WHAT TO DO -
Reproduce all the material exactly, minus any pictures it holds.

"""

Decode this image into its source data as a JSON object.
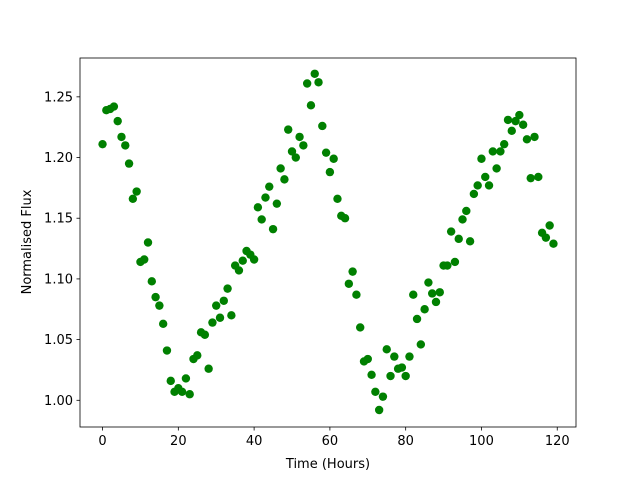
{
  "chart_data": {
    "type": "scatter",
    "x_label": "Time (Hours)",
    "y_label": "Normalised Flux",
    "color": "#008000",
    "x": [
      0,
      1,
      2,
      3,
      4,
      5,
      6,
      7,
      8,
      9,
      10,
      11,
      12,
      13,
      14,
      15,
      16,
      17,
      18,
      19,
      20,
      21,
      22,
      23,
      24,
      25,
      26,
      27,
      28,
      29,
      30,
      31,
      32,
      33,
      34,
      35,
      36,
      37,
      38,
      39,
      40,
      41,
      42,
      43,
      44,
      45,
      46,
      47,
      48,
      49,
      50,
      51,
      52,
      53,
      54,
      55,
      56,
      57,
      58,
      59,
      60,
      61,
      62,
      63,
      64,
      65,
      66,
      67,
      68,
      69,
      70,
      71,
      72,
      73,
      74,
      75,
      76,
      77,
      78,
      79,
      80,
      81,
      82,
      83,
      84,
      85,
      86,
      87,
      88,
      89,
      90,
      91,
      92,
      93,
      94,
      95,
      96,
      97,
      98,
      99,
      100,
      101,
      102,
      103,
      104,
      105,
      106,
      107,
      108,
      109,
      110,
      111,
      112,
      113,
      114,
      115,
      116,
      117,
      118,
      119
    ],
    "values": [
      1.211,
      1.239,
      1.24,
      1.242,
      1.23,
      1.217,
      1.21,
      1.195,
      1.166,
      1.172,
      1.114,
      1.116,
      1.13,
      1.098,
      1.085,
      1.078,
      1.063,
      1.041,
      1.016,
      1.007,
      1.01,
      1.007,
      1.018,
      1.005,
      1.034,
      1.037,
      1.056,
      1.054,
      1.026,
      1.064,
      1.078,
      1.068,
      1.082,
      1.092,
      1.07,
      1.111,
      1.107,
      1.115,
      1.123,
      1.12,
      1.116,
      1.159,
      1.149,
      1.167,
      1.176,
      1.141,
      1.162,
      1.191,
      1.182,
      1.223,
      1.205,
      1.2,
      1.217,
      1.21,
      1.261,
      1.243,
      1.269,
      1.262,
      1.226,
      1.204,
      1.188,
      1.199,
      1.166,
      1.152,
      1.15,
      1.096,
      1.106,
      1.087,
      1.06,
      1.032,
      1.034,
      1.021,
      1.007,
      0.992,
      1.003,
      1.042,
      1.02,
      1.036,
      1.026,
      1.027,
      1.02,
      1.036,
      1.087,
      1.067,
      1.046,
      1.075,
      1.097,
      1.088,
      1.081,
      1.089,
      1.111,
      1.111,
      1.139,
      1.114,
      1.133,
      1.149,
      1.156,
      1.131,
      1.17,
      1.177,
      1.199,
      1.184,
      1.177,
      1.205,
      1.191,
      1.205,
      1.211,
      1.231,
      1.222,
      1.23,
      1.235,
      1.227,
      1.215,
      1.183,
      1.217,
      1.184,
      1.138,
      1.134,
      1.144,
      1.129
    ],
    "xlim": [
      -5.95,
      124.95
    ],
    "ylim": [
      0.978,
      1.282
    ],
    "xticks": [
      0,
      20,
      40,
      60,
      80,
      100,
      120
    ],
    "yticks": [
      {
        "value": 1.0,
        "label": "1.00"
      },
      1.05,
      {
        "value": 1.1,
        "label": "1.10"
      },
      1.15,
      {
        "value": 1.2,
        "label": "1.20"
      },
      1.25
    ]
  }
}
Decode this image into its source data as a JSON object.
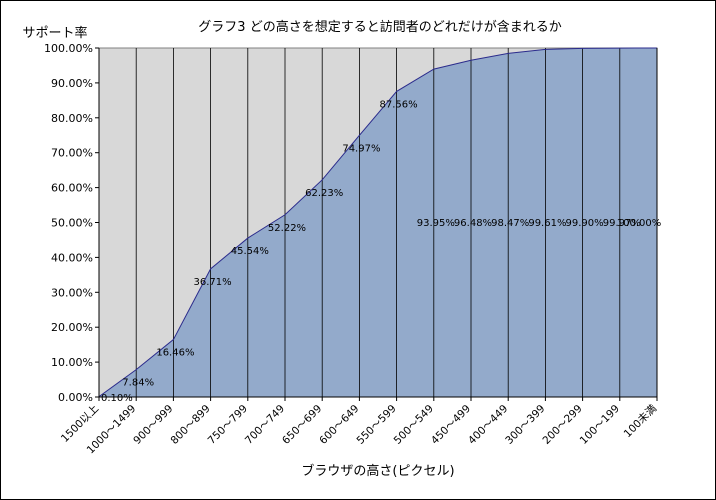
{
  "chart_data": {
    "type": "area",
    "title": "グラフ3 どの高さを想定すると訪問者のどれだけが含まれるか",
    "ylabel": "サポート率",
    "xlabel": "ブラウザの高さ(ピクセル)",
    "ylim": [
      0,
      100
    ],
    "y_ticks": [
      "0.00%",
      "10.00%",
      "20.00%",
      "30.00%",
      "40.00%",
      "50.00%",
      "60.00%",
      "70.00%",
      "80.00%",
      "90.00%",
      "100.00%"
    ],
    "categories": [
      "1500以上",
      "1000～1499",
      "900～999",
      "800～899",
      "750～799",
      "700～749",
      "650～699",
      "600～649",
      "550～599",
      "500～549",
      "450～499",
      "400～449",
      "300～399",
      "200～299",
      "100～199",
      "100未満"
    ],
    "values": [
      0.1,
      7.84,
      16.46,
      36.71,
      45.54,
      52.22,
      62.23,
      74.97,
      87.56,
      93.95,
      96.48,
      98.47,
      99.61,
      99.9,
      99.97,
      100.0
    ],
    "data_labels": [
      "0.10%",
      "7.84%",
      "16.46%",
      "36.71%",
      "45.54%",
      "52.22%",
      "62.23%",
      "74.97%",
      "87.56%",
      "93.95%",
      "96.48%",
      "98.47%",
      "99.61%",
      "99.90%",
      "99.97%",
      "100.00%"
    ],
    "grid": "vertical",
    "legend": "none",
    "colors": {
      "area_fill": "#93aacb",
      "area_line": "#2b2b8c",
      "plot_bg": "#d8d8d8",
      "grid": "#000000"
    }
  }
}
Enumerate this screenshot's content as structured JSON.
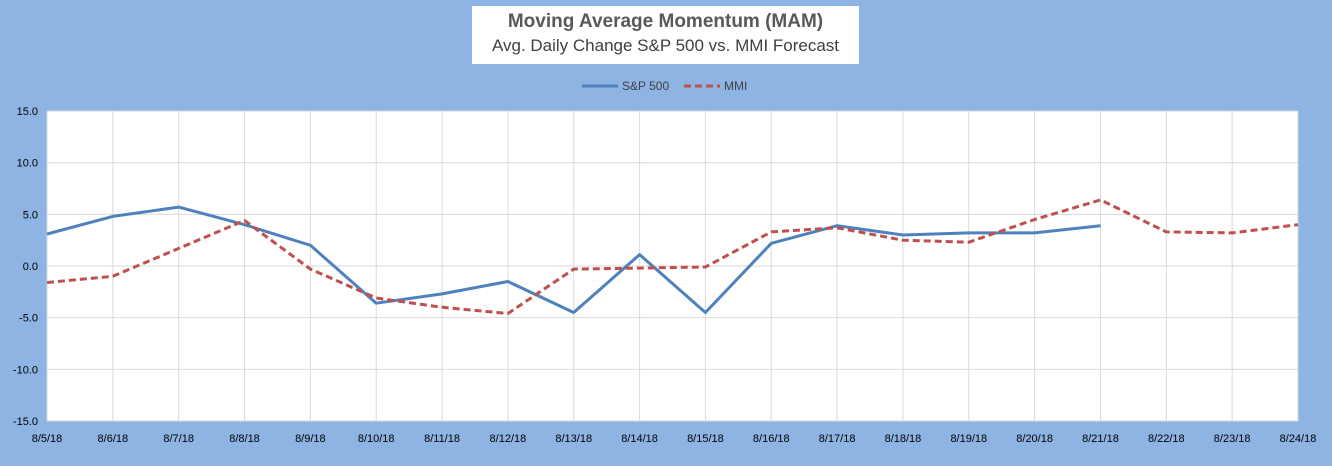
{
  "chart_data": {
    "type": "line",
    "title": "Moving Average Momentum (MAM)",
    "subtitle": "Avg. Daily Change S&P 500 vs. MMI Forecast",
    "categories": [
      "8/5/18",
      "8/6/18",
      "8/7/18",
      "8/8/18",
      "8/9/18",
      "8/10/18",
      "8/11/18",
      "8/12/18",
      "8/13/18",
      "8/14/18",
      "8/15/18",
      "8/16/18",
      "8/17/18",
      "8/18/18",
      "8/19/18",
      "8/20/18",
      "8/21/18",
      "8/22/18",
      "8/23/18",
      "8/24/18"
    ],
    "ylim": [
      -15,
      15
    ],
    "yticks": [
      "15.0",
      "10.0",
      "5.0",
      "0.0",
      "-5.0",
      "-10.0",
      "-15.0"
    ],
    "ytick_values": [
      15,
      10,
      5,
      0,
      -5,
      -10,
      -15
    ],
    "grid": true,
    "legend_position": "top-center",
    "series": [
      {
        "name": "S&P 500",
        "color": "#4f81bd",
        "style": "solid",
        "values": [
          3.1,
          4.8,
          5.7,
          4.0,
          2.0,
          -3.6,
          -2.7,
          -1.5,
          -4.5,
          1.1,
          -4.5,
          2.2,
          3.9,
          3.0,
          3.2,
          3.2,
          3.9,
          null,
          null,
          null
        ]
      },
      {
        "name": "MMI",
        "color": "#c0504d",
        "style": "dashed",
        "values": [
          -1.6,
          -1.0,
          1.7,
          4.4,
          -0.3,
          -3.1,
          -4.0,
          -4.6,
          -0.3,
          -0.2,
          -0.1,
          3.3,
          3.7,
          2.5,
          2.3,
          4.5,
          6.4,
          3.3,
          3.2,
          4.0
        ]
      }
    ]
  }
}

"""

COMPLETE RESPONSE -
Decode this image into its source data as a JSON object.
{
  "chart_data": {
    "type": "scatter",
    "x_label": "Time (Hours)",
    "y_label": "Normalised Flux",
    "color": "#008000",
    "x": [
      0,
      1,
      2,
      3,
      4,
      5,
      6,
      7,
      8,
      9,
      10,
      11,
      12,
      13,
      14,
      15,
      16,
      17,
      18,
      19,
      20,
      21,
      22,
      23,
      24,
      25,
      26,
      27,
      28,
      29,
      30,
      31,
      32,
      33,
      34,
      35,
      36,
      37,
      38,
      39,
      40,
      41,
      42,
      43,
      44,
      45,
      46,
      47,
      48,
      49,
      50,
      51,
      52,
      53,
      54,
      55,
      56,
      57,
      58,
      59,
      60,
      61,
      62,
      63,
      64,
      65,
      66,
      67,
      68,
      69,
      70,
      71,
      72,
      73,
      74,
      75,
      76,
      77,
      78,
      79,
      80,
      81,
      82,
      83,
      84,
      85,
      86,
      87,
      88,
      89,
      90,
      91,
      92,
      93,
      94,
      95,
      96,
      97,
      98,
      99,
      100,
      101,
      102,
      103,
      104,
      105,
      106,
      107,
      108,
      109,
      110,
      111,
      112,
      113,
      114,
      115,
      116,
      117,
      118,
      119
    ],
    "values": [
      1.211,
      1.239,
      1.24,
      1.242,
      1.23,
      1.217,
      1.21,
      1.195,
      1.166,
      1.172,
      1.114,
      1.116,
      1.13,
      1.098,
      1.085,
      1.078,
      1.063,
      1.041,
      1.016,
      1.007,
      1.01,
      1.007,
      1.018,
      1.005,
      1.034,
      1.037,
      1.056,
      1.054,
      1.026,
      1.064,
      1.078,
      1.068,
      1.082,
      1.092,
      1.07,
      1.111,
      1.107,
      1.115,
      1.123,
      1.12,
      1.116,
      1.159,
      1.149,
      1.167,
      1.176,
      1.141,
      1.162,
      1.191,
      1.182,
      1.223,
      1.205,
      1.2,
      1.217,
      1.21,
      1.261,
      1.243,
      1.269,
      1.262,
      1.226,
      1.204,
      1.188,
      1.199,
      1.166,
      1.152,
      1.15,
      1.096,
      1.106,
      1.087,
      1.06,
      1.032,
      1.034,
      1.021,
      1.007,
      0.992,
      1.003,
      1.042,
      1.02,
      1.036,
      1.026,
      1.027,
      1.02,
      1.036,
      1.087,
      1.067,
      1.046,
      1.075,
      1.097,
      1.088,
      1.081,
      1.089,
      1.111,
      1.111,
      1.139,
      1.114,
      1.133,
      1.149,
      1.156,
      1.131,
      1.17,
      1.177,
      1.199,
      1.184,
      1.177,
      1.205,
      1.191,
      1.205,
      1.211,
      1.231,
      1.222,
      1.23,
      1.235,
      1.227,
      1.215,
      1.183,
      1.217,
      1.184,
      1.138,
      1.134,
      1.144,
      1.129
    ],
    "xlim": [
      -5.95,
      124.95
    ],
    "ylim": [
      0.978,
      1.282
    ],
    "xticks": [
      0,
      20,
      40,
      60,
      80,
      100,
      120
    ],
    "yticks": [
      {
        "value": 1.0,
        "label": "1.00"
      },
      1.05,
      {
        "value": 1.1,
        "label": "1.10"
      },
      1.15,
      {
        "value": 1.2,
        "label": "1.20"
      },
      1.25
    ]
  }
}
Decode this image into its source data as a JSON object.
{
  "chart_data": {
    "type": "area",
    "title": "グラフ3 どの高さを想定すると訪問者のどれだけが含まれるか",
    "ylabel": "サポート率",
    "xlabel": "ブラウザの高さ(ピクセル)",
    "ylim": [
      0,
      100
    ],
    "y_ticks": [
      "0.00%",
      "10.00%",
      "20.00%",
      "30.00%",
      "40.00%",
      "50.00%",
      "60.00%",
      "70.00%",
      "80.00%",
      "90.00%",
      "100.00%"
    ],
    "categories": [
      "1500以上",
      "1000～1499",
      "900～999",
      "800～899",
      "750～799",
      "700～749",
      "650～699",
      "600～649",
      "550～599",
      "500～549",
      "450～499",
      "400～449",
      "300～399",
      "200～299",
      "100～199",
      "100未満"
    ],
    "values": [
      0.1,
      7.84,
      16.46,
      36.71,
      45.54,
      52.22,
      62.23,
      74.97,
      87.56,
      93.95,
      96.48,
      98.47,
      99.61,
      99.9,
      99.97,
      100.0
    ],
    "data_labels": [
      "0.10%",
      "7.84%",
      "16.46%",
      "36.71%",
      "45.54%",
      "52.22%",
      "62.23%",
      "74.97%",
      "87.56%",
      "93.95%",
      "96.48%",
      "98.47%",
      "99.61%",
      "99.90%",
      "99.97%",
      "100.00%"
    ],
    "grid": "vertical",
    "legend": "none",
    "colors": {
      "area_fill": "#93aacb",
      "area_line": "#2b2b8c",
      "plot_bg": "#d8d8d8",
      "grid": "#000000"
    }
  }
}
Enumerate this screenshot's content as structured JSON.
{
  "chart_data": {
    "type": "line",
    "title": "Moving Average Momentum (MAM)",
    "subtitle": "Avg. Daily Change S&P 500 vs. MMI Forecast",
    "categories": [
      "8/5/18",
      "8/6/18",
      "8/7/18",
      "8/8/18",
      "8/9/18",
      "8/10/18",
      "8/11/18",
      "8/12/18",
      "8/13/18",
      "8/14/18",
      "8/15/18",
      "8/16/18",
      "8/17/18",
      "8/18/18",
      "8/19/18",
      "8/20/18",
      "8/21/18",
      "8/22/18",
      "8/23/18",
      "8/24/18"
    ],
    "ylim": [
      -15,
      15
    ],
    "yticks": [
      "15.0",
      "10.0",
      "5.0",
      "0.0",
      "-5.0",
      "-10.0",
      "-15.0"
    ],
    "ytick_values": [
      15,
      10,
      5,
      0,
      -5,
      -10,
      -15
    ],
    "grid": true,
    "legend_position": "top-center",
    "series": [
      {
        "name": "S&P 500",
        "color": "#4f81bd",
        "style": "solid",
        "values": [
          3.1,
          4.8,
          5.7,
          4.0,
          2.0,
          -3.6,
          -2.7,
          -1.5,
          -4.5,
          1.1,
          -4.5,
          2.2,
          3.9,
          3.0,
          3.2,
          3.2,
          3.9,
          null,
          null,
          null
        ]
      },
      {
        "name": "MMI",
        "color": "#c0504d",
        "style": "dashed",
        "values": [
          -1.6,
          -1.0,
          1.7,
          4.4,
          -0.3,
          -3.1,
          -4.0,
          -4.6,
          -0.3,
          -0.2,
          -0.1,
          3.3,
          3.7,
          2.5,
          2.3,
          4.5,
          6.4,
          3.3,
          3.2,
          4.0
        ]
      }
    ]
  }
}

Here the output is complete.